YOUR OBJECTIVE: Single out the lines that include the word "power". Copy them.

---

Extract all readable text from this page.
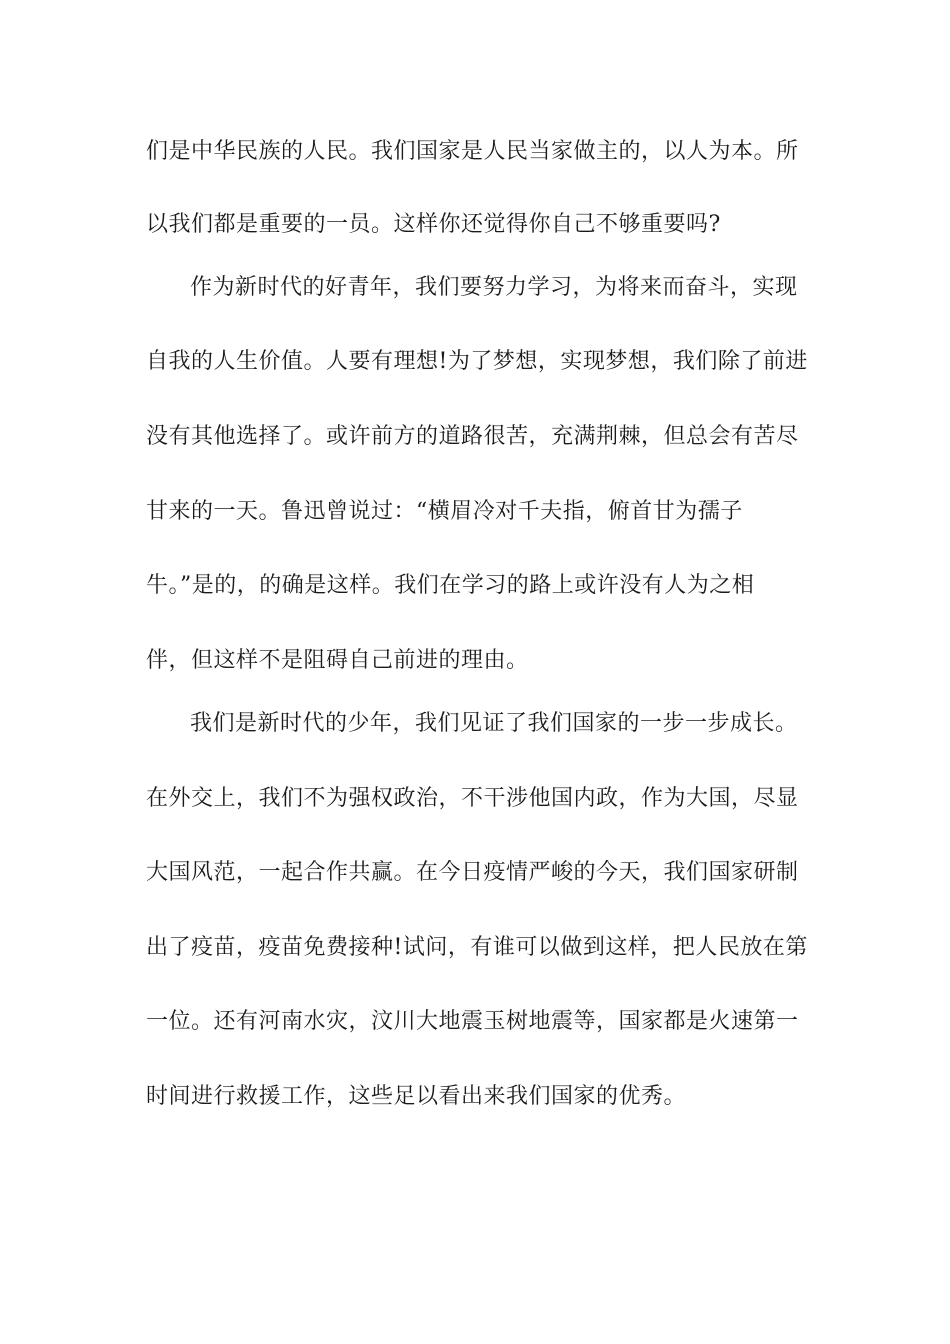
们是中华民族的人民。我们国家是人民当家做主的，以人为本。所
以我们都是重要的一员。这样你还觉得你自己不够重要吗?
作为新时代的好青年，我们要努力学习，为将来而奋斗，实现
自我的人生价值。人要有理想!为了梦想，实现梦想，我们除了前进
没有其他选择了。或许前方的道路很苦，充满荆棘，但总会有苦尽
甘来的一天。鲁迅曾说过：“横眉冷对千夫指，俯首甘为孺子
牛。”是的，的确是这样。我们在学习的路上或许没有人为之相
伴，但这样不是阻碍自己前进的理由。
我们是新时代的少年，我们见证了我们国家的一步一步成长。
在外交上，我们不为强权政治，不干涉他国内政，作为大国，尽显
大国风范，一起合作共赢。在今日疫情严峻的今天，我们国家研制
出了疫苗，疫苗免费接种!试问，有谁可以做到这样，把人民放在第
一位。还有河南水灾，汶川大地震玉树地震等，国家都是火速第一
时间进行救援工作，这些足以看出来我们国家的优秀。
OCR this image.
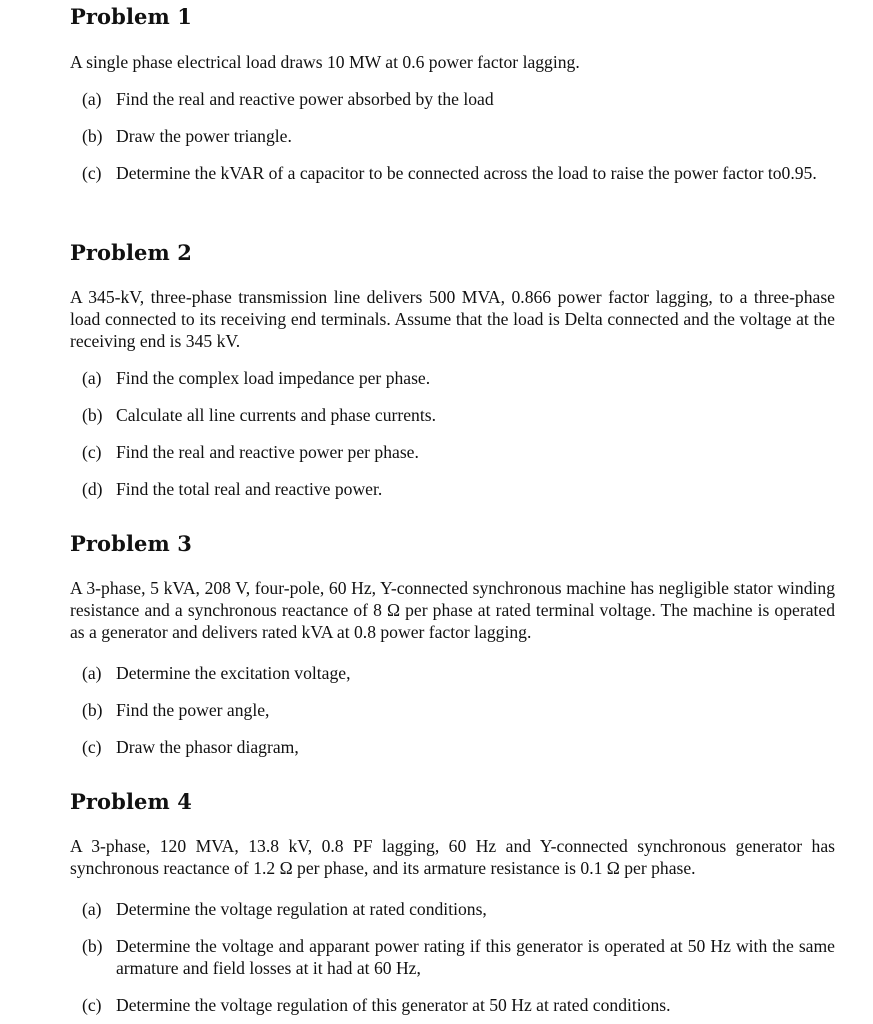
Problem 1

A single phase electrical load draws 10 MW at 0.6 power factor lagging.

(a) Find the real and reactive power absorbed by the load
(b) Draw the power triangle.
(c) Determine the kVAR of a capacitor to be connected across the load to raise the power factor to0.95.
Problem 2

A 345-kV, three-phase transmission line delivers 500 MVA, 0.866 power factor lagging, to a three-phase load connected to its receiving end terminals. Assume that the load is Delta connected and the voltage at the receiving end is 345 kV.

(a) Find the complex load impedance per phase.
(b) Calculate all line currents and phase currents.
(c) Find the real and reactive power per phase.
(d) Find the total real and reactive power.
Problem 3

A 3-phase, 5 kVA, 208 V, four-pole, 60 Hz, Y-connected synchronous machine has negligible stator winding resistance and a synchronous reactance of 8 Ω per phase at rated terminal voltage. The machine is operated as a generator and delivers rated kVA at 0.8 power factor lagging.

(a) Determine the excitation voltage,
(b) Find the power angle,
(c) Draw the phasor diagram,
Problem 4

A 3-phase, 120 MVA, 13.8 kV, 0.8 PF lagging, 60 Hz and Y-connected synchronous generator has synchronous reactance of 1.2 Ω per phase, and its armature resistance is 0.1 Ω per phase.

(a) Determine the voltage regulation at rated conditions,
(b) Determine the voltage and apparant power rating if this generator is operated at 50 Hz with the same armature and field losses at it had at 60 Hz,
(c) Determine the voltage regulation of this generator at 50 Hz at rated conditions.
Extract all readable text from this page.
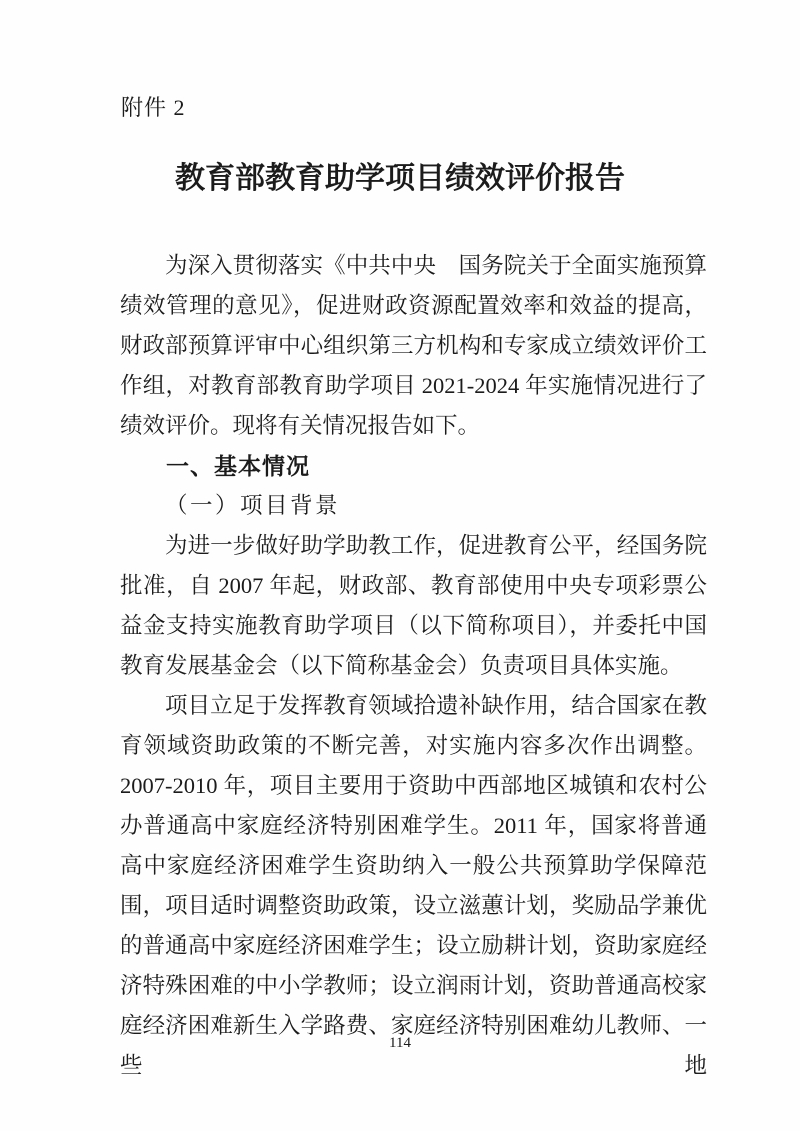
附件 2
教育部教育助学项目绩效评价报告

为深入贯彻落实《中共中央　国务院关于全面实施预算绩效管理的意见》，促进财政资源配置效率和效益的提高，财政部预算评审中心组织第三方机构和专家成立绩效评价工作组，对教育部教育助学项目 2021-2024 年实施情况进行了绩效评价。现将有关情况报告如下。

一、基本情况

（一）项目背景

为进一步做好助学助教工作，促进教育公平，经国务院批准，自 2007 年起，财政部、教育部使用中央专项彩票公益金支持实施教育助学项目（以下简称项目），并委托中国教育发展基金会（以下简称基金会）负责项目具体实施。

项目立足于发挥教育领域拾遗补缺作用，结合国家在教育领域资助政策的不断完善，对实施内容多次作出调整。2007-2010 年，项目主要用于资助中西部地区城镇和农村公办普通高中家庭经济特别困难学生。2011 年，国家将普通高中家庭经济困难学生资助纳入一般公共预算助学保障范围，项目适时调整资助政策，设立滋蕙计划，奖励品学兼优的普通高中家庭经济困难学生；设立励耕计划，资助家庭经济特殊困难的中小学教师；设立润雨计划，资助普通高校家庭经济困难新生入学路费、家庭经济特别困难幼儿教师、一些地

114
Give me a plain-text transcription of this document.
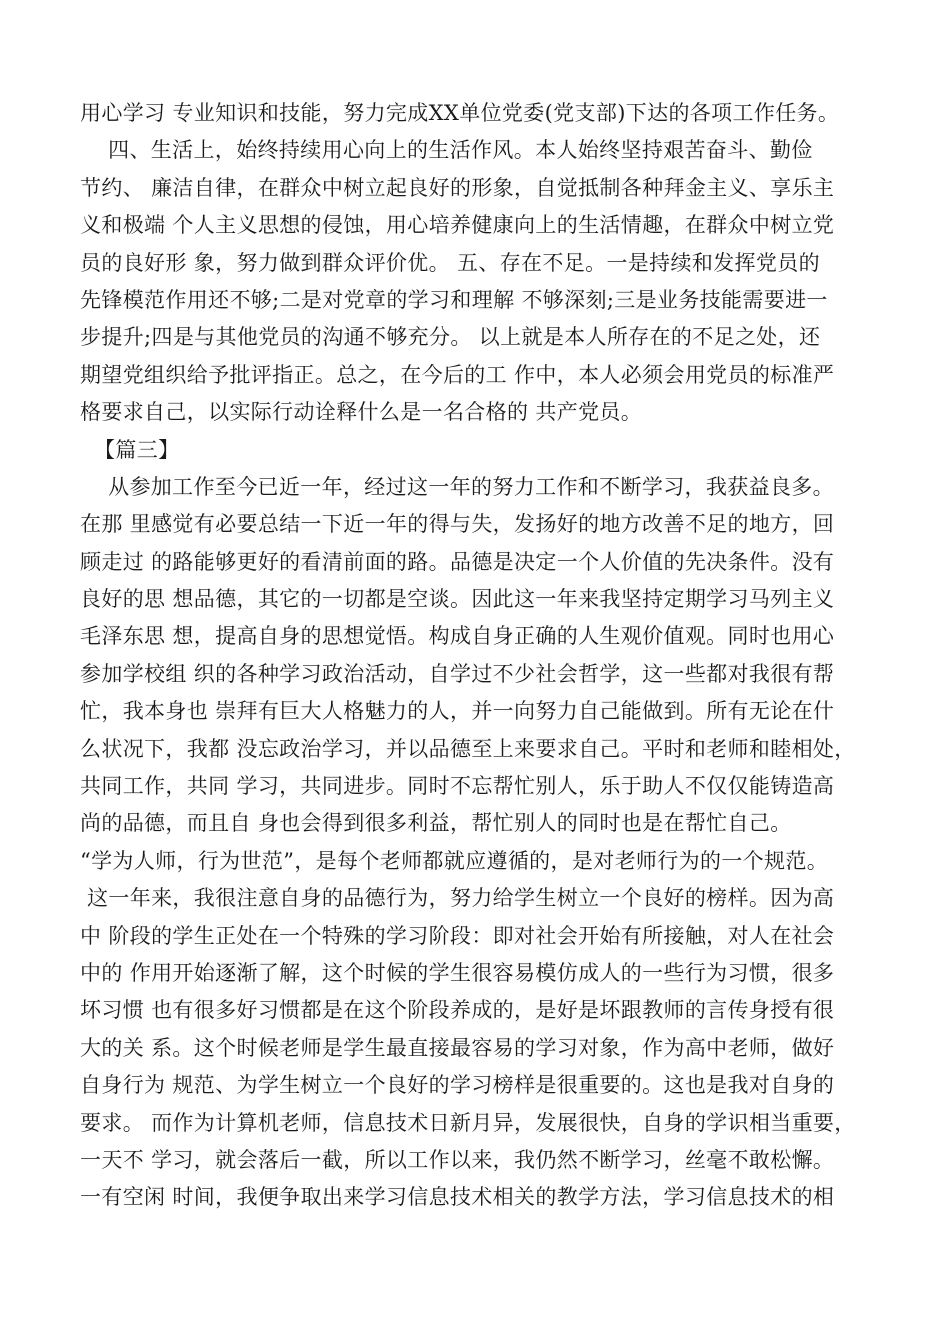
用心学习 专业知识和技能，努力完成XX单位党委(党支部)下达的各项工作任务。
四、生活上，始终持续用心向上的生活作风。本人始终坚持艰苦奋斗、勤俭
节约、 廉洁自律，在群众中树立起良好的形象，自觉抵制各种拜金主义、享乐主
义和极端 个人主义思想的侵蚀，用心培养健康向上的生活情趣，在群众中树立党
员的良好形 象，努力做到群众评价优。 五、存在不足。一是持续和发挥党员的
先锋模范作用还不够;二是对党章的学习和理解 不够深刻;三是业务技能需要进一
步提升;四是与其他党员的沟通不够充分。 以上就是本人所存在的不足之处，还
期望党组织给予批评指正。总之，在今后的工 作中，本人必须会用党员的标准严
格要求自己，以实际行动诠释什么是一名合格的 共产党员。
【篇三】
从参加工作至今已近一年，经过这一年的努力工作和不断学习，我获益良多。
在那 里感觉有必要总结一下近一年的得与失，发扬好的地方改善不足的地方，回
顾走过 的路能够更好的看清前面的路。品德是决定一个人价值的先决条件。没有
良好的思 想品德，其它的一切都是空谈。因此这一年来我坚持定期学习马列主义
毛泽东思 想，提高自身的思想觉悟。构成自身正确的人生观价值观。同时也用心
参加学校组 织的各种学习政治活动，自学过不少社会哲学，这一些都对我很有帮
忙，我本身也 崇拜有巨大人格魅力的人，并一向努力自己能做到。所有无论在什
么状况下，我都 没忘政治学习，并以品德至上来要求自己。平时和老师和睦相处，
共同工作，共同 学习，共同进步。同时不忘帮忙别人，乐于助人不仅仅能铸造高
尚的品德，而且自 身也会得到很多利益，帮忙别人的同时也是在帮忙自己。
“学为人师，行为世范”，是每个老师都就应遵循的，是对老师行为的一个规范。
这一年来，我很注意自身的品德行为，努力给学生树立一个良好的榜样。因为高
中 阶段的学生正处在一个特殊的学习阶段：即对社会开始有所接触，对人在社会
中的 作用开始逐渐了解，这个时候的学生很容易模仿成人的一些行为习惯，很多
坏习惯 也有很多好习惯都是在这个阶段养成的，是好是坏跟教师的言传身授有很
大的关 系。这个时候老师是学生最直接最容易的学习对象，作为高中老师，做好
自身行为 规范、为学生树立一个良好的学习榜样是很重要的。这也是我对自身的
要求。 而作为计算机老师，信息技术日新月异，发展很快，自身的学识相当重要，
一天不 学习，就会落后一截，所以工作以来，我仍然不断学习，丝毫不敢松懈。
一有空闲 时间，我便争取出来学习信息技术相关的教学方法，学习信息技术的相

---

IN RESPONSE:
A single phase electrical load draws 10 MW at 0.6 power factor lagging.
(a) Find the real and reactive power absorbed by the load
(b) Draw the power triangle.
(c) Determine the kVAR of a capacitor to be connected across the load to raise the power factor to0.95.
A 345-kV, three-phase transmission line delivers 500 MVA, 0.866 power factor lagging, to a three-phase load connected to its receiving end terminals. Assume that the load is Delta connected and the voltage at the receiving end is 345 kV.
(c) Find the real and reactive power per phase.
(d) Find the total real and reactive power.
A 3-phase, 5 kVA, 208 V, four-pole, 60 Hz, Y-connected synchronous machine has negligible stator winding resistance and a synchronous reactance of 8 Ω per phase at rated terminal voltage. The machine is operated as a generator and delivers rated kVA at 0.8 power factor lagging.
(b) Find the power angle,
(b) Determine the voltage and apparant power rating if this generator is operated at 50 Hz with the same armature and field losses at it had at 60 Hz,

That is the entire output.